Problem description =>
Please rewrite everything in the material from the line containing "- label-start-persistence: Start" down to the line containing "- label-cal-min-dur: Cal", replacing "Location Detection Parameters" with "Location Detection Settings" and leaving all else unchanged.

______________________________

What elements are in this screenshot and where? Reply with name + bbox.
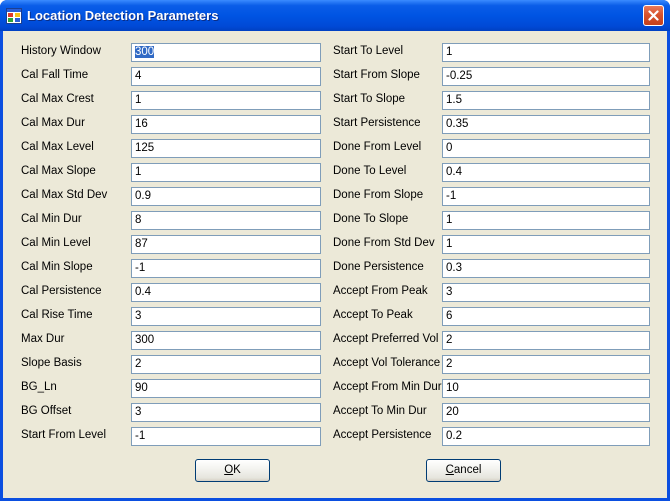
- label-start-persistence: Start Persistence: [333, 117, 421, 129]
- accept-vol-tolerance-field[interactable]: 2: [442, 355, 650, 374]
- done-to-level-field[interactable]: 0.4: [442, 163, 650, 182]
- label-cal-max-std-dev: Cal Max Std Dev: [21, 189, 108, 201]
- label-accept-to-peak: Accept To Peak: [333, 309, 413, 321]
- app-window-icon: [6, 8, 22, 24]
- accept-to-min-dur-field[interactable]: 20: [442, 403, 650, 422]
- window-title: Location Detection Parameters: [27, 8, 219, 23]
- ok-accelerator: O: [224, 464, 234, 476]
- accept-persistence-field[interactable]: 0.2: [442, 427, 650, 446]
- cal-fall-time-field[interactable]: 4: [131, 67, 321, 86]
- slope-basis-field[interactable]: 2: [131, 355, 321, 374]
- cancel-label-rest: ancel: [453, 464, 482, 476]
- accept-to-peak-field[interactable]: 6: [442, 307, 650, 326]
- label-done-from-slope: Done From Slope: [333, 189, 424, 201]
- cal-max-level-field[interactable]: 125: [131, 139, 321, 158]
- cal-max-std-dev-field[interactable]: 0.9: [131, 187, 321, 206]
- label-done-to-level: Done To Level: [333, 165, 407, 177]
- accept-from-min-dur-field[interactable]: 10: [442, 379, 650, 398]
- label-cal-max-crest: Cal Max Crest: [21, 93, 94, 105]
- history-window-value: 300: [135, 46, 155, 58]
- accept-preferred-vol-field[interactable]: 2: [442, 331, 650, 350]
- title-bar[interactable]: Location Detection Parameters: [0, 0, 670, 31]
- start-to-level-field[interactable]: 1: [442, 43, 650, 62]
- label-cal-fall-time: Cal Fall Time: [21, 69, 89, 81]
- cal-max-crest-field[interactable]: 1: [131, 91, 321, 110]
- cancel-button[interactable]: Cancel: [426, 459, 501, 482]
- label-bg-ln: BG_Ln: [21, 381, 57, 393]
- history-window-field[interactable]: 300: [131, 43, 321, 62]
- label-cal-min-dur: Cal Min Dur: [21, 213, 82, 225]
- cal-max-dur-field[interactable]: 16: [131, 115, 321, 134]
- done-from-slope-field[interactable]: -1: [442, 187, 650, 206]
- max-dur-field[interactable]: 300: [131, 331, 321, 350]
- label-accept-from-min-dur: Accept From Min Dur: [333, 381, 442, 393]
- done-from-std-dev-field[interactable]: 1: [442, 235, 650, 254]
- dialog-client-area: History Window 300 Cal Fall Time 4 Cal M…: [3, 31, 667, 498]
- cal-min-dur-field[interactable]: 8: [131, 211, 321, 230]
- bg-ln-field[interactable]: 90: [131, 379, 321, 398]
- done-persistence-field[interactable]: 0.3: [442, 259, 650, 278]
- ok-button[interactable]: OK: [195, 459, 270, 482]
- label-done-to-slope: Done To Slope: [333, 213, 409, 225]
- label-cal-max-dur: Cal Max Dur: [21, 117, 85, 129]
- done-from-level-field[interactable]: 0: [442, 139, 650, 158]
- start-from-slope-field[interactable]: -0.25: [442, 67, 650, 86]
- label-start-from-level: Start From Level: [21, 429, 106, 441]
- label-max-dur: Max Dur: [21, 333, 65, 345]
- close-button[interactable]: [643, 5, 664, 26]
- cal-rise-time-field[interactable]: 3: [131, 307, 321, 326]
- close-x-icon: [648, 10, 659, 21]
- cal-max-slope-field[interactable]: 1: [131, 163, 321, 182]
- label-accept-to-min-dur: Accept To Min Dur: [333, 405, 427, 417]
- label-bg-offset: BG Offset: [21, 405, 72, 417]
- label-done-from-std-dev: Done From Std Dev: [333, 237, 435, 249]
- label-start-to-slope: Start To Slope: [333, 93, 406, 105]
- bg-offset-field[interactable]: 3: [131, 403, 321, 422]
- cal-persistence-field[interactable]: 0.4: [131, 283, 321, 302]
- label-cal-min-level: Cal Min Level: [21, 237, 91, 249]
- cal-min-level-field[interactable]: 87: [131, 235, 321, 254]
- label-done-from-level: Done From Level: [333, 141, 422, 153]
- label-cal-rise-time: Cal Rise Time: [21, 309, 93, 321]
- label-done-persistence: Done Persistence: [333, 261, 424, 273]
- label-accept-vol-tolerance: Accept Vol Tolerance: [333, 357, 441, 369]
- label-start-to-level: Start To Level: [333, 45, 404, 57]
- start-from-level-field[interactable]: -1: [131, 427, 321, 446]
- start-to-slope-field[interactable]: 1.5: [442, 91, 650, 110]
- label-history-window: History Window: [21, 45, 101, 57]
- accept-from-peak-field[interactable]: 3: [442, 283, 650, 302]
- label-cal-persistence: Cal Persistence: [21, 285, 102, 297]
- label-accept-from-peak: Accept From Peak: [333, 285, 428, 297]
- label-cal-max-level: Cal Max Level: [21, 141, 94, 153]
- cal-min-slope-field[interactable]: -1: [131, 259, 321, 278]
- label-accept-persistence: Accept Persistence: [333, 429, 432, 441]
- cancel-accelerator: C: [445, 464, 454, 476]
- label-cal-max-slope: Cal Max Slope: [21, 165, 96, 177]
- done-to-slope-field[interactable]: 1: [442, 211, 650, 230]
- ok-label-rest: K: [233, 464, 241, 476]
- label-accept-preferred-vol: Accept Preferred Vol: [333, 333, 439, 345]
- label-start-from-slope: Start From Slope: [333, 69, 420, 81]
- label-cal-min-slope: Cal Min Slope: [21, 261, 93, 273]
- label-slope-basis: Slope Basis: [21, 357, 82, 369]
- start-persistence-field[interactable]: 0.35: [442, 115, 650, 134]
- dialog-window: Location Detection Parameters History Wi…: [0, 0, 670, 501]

______________________________

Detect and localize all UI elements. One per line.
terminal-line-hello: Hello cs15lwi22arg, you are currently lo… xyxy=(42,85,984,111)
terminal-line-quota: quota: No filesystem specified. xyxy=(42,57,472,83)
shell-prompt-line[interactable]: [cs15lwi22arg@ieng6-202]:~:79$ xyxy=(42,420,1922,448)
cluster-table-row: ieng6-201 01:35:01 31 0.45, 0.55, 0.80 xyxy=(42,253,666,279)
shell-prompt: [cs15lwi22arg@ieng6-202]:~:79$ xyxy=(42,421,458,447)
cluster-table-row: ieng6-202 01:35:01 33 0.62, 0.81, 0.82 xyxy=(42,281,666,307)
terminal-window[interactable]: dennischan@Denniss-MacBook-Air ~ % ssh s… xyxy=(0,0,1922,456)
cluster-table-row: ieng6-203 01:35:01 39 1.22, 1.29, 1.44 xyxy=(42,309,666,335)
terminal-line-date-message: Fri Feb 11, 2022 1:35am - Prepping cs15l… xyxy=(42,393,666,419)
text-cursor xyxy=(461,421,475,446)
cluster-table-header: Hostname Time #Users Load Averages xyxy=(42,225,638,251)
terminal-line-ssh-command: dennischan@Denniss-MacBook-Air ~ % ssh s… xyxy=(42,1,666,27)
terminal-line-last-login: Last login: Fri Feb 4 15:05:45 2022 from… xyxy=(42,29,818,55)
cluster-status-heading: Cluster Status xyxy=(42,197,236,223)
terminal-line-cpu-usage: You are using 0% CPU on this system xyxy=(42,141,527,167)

______________________________

Solution for this problem =>
- label-start-persistence: Start Persistence: [333, 117, 421, 129]
- accept-vol-tolerance-field[interactable]: 2: [442, 355, 650, 374]
- done-to-level-field[interactable]: 0.4: [442, 163, 650, 182]
- label-cal-max-std-dev: Cal Max Std Dev: [21, 189, 108, 201]
- label-accept-to-peak: Accept To Peak: [333, 309, 413, 321]
- app-window-icon: [6, 8, 22, 24]
- accept-to-min-dur-field[interactable]: 20: [442, 403, 650, 422]
- window-title: Location Detection Settings: [27, 8, 219, 23]
- ok-accelerator: O: [224, 464, 234, 476]
- accept-persistence-field[interactable]: 0.2: [442, 427, 650, 446]
- cal-fall-time-field[interactable]: 4: [131, 67, 321, 86]
- slope-basis-field[interactable]: 2: [131, 355, 321, 374]
- cancel-label-rest: ancel: [453, 464, 482, 476]
- accept-to-peak-field[interactable]: 6: [442, 307, 650, 326]
- label-done-from-slope: Done From Slope: [333, 189, 424, 201]
- cal-max-level-field[interactable]: 125: [131, 139, 321, 158]
- cal-max-std-dev-field[interactable]: 0.9: [131, 187, 321, 206]
- label-done-to-level: Done To Level: [333, 165, 407, 177]
- accept-from-min-dur-field[interactable]: 10: [442, 379, 650, 398]
- label-cal-max-crest: Cal Max Crest: [21, 93, 94, 105]
- history-window-value: 300: [135, 46, 155, 58]
- accept-preferred-vol-field[interactable]: 2: [442, 331, 650, 350]
- title-bar[interactable]: Location Detection Settings: [0, 0, 670, 31]
- start-to-level-field[interactable]: 1: [442, 43, 650, 62]
- label-cal-fall-time: Cal Fall Time: [21, 69, 89, 81]
- cal-max-crest-field[interactable]: 1: [131, 91, 321, 110]
- cancel-button[interactable]: Cancel: [426, 459, 501, 482]
- label-bg-ln: BG_Ln: [21, 381, 57, 393]
- history-window-field[interactable]: 300: [131, 43, 321, 62]
- label-cal-min-dur: Cal Min Dur: [21, 213, 82, 225]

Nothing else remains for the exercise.